__GIVEN EXERCISE__. Repeat each line word for word.
====== RECORD SET ======
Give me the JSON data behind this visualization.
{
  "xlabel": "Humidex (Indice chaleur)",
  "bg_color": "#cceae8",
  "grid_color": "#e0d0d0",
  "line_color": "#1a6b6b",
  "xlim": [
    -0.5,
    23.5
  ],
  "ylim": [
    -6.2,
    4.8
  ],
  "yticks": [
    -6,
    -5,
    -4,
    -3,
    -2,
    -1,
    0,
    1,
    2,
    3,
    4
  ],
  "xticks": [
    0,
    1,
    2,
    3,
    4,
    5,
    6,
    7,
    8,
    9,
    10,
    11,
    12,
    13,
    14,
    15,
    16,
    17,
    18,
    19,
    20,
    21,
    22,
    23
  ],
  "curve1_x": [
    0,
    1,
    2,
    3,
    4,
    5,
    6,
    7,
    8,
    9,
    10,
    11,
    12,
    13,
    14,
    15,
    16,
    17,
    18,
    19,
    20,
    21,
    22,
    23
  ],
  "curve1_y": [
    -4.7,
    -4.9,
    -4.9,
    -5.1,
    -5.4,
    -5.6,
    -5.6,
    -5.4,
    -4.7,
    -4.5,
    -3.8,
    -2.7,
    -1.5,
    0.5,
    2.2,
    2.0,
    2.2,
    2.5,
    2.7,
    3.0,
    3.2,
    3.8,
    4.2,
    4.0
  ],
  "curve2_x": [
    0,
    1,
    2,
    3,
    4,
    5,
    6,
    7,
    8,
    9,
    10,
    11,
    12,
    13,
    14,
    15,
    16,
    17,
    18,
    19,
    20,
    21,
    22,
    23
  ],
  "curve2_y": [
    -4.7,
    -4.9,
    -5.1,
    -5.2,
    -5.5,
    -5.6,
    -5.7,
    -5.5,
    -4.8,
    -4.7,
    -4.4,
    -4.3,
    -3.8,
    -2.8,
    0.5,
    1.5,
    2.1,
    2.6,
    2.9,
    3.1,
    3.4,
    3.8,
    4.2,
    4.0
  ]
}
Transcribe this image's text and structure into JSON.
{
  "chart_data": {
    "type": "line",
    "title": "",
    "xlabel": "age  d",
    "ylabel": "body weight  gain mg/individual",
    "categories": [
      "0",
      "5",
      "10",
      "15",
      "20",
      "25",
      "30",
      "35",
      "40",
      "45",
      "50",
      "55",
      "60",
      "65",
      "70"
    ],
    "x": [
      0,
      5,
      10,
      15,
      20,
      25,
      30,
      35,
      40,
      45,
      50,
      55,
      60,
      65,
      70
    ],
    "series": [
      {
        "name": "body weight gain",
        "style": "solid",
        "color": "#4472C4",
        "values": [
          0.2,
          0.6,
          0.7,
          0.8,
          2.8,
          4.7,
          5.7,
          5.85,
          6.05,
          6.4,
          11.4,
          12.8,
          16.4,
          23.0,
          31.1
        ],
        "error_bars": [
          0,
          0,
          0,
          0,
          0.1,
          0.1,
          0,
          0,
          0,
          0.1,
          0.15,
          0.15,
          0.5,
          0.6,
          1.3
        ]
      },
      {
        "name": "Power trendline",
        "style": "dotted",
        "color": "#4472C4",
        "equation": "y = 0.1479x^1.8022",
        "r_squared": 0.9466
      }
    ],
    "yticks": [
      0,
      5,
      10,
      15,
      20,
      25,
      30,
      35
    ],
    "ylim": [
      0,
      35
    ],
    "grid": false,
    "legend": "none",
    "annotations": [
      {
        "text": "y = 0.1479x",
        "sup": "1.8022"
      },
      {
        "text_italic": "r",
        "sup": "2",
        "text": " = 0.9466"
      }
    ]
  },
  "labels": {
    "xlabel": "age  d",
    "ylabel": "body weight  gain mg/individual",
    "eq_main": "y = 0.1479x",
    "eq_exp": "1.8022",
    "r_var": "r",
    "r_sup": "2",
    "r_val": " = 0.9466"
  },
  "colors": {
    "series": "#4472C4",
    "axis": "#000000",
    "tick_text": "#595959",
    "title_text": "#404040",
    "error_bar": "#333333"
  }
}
======
__RIGHT ANSWER__.
Give me the JSON data behind this visualization.
{
  "xlabel": "Humidex (Indice chaleur)",
  "bg_color": "#cceae8",
  "grid_color": "#e0d0d0",
  "line_color": "#1a6b6b",
  "xlim": [
    -0.5,
    23.5
  ],
  "ylim": [
    -6.2,
    4.8
  ],
  "yticks": [
    -6,
    -5,
    -4,
    -3,
    -2,
    -1,
    0,
    1,
    2,
    3,
    4
  ],
  "xticks": [
    0,
    1,
    2,
    3,
    4,
    5,
    6,
    7,
    8,
    9,
    10,
    11,
    12,
    13,
    14,
    15,
    16,
    17,
    18,
    19,
    20,
    21,
    22,
    23
  ],
  "curve1_x": [
    0,
    1,
    2,
    3,
    4,
    5,
    6,
    7,
    8,
    9,
    10,
    11,
    12,
    13,
    14,
    15,
    16,
    17,
    18,
    19,
    20,
    21,
    22,
    23
  ],
  "curve1_y": [
    -4.7,
    -4.9,
    -4.9,
    -5.1,
    -5.4,
    -5.6,
    -5.6,
    -5.4,
    -4.7,
    -4.5,
    -3.8,
    -2.7,
    -1.5,
    0.5,
    2.2,
    2.0,
    2.2,
    2.5,
    2.7,
    3.0,
    3.2,
    3.8,
    4.2,
    4.0
  ],
  "curve2_x": [
    0,
    1,
    2,
    3,
    4,
    5,
    6,
    7,
    8,
    9,
    10,
    11,
    12,
    13,
    14,
    15,
    16,
    17,
    18,
    19,
    20,
    21,
    22,
    23
  ],
  "curve2_y": [
    -4.7,
    -4.9,
    -5.1,
    -5.2,
    -5.5,
    -5.6,
    -5.7,
    -5.5,
    -4.8,
    -4.7,
    -4.4,
    -4.3,
    -3.8,
    -2.8,
    0.5,
    1.5,
    2.1,
    2.6,
    2.9,
    3.1,
    3.4,
    3.8,
    4.2,
    4.0
  ]
}
Transcribe this image's text and structure into JSON.
{
  "chart_data": {
    "type": "line",
    "title": "",
    "xlabel": "age  d",
    "ylabel": "body weight  gain mg/individual",
    "categories": [
      "0",
      "5",
      "10",
      "15",
      "20",
      "25",
      "30",
      "35",
      "40",
      "45",
      "50",
      "55",
      "60",
      "65",
      "70"
    ],
    "x": [
      0,
      5,
      10,
      15,
      20,
      25,
      30,
      35,
      40,
      45,
      50,
      55,
      60,
      65,
      70
    ],
    "series": [
      {
        "name": "body weight gain",
        "style": "solid",
        "color": "#4472C4",
        "values": [
          0.2,
          0.6,
          0.7,
          0.8,
          2.8,
          4.7,
          5.7,
          5.85,
          6.05,
          6.4,
          11.4,
          12.8,
          16.4,
          23.0,
          31.1
        ],
        "error_bars": [
          0,
          0,
          0,
          0,
          0.1,
          0.1,
          0,
          0,
          0,
          0.1,
          0.15,
          0.15,
          0.5,
          0.6,
          1.3
        ]
      },
      {
        "name": "Power trendline",
        "style": "dotted",
        "color": "#4472C4",
        "equation": "y = 0.1479x^1.8022",
        "r_squared": 0.9466
      }
    ],
    "yticks": [
      0,
      5,
      10,
      15,
      20,
      25,
      30,
      35
    ],
    "ylim": [
      0,
      35
    ],
    "grid": false,
    "legend": "none",
    "annotations": [
      {
        "text": "y = 0.1479x",
        "sup": "1.8022"
      },
      {
        "text_italic": "r",
        "sup": "2",
        "text": " = 0.9466"
      }
    ]
  },
  "labels": {
    "xlabel": "age  d",
    "ylabel": "body weight  gain mg/individual",
    "eq_main": "y = 0.1479x",
    "eq_exp": "1.8022",
    "r_var": "r",
    "r_sup": "2",
    "r_val": " = 0.9466"
  },
  "colors": {
    "series": "#4472C4",
    "axis": "#000000",
    "tick_text": "#595959",
    "title_text": "#404040",
    "error_bar": "#333333"
  }
}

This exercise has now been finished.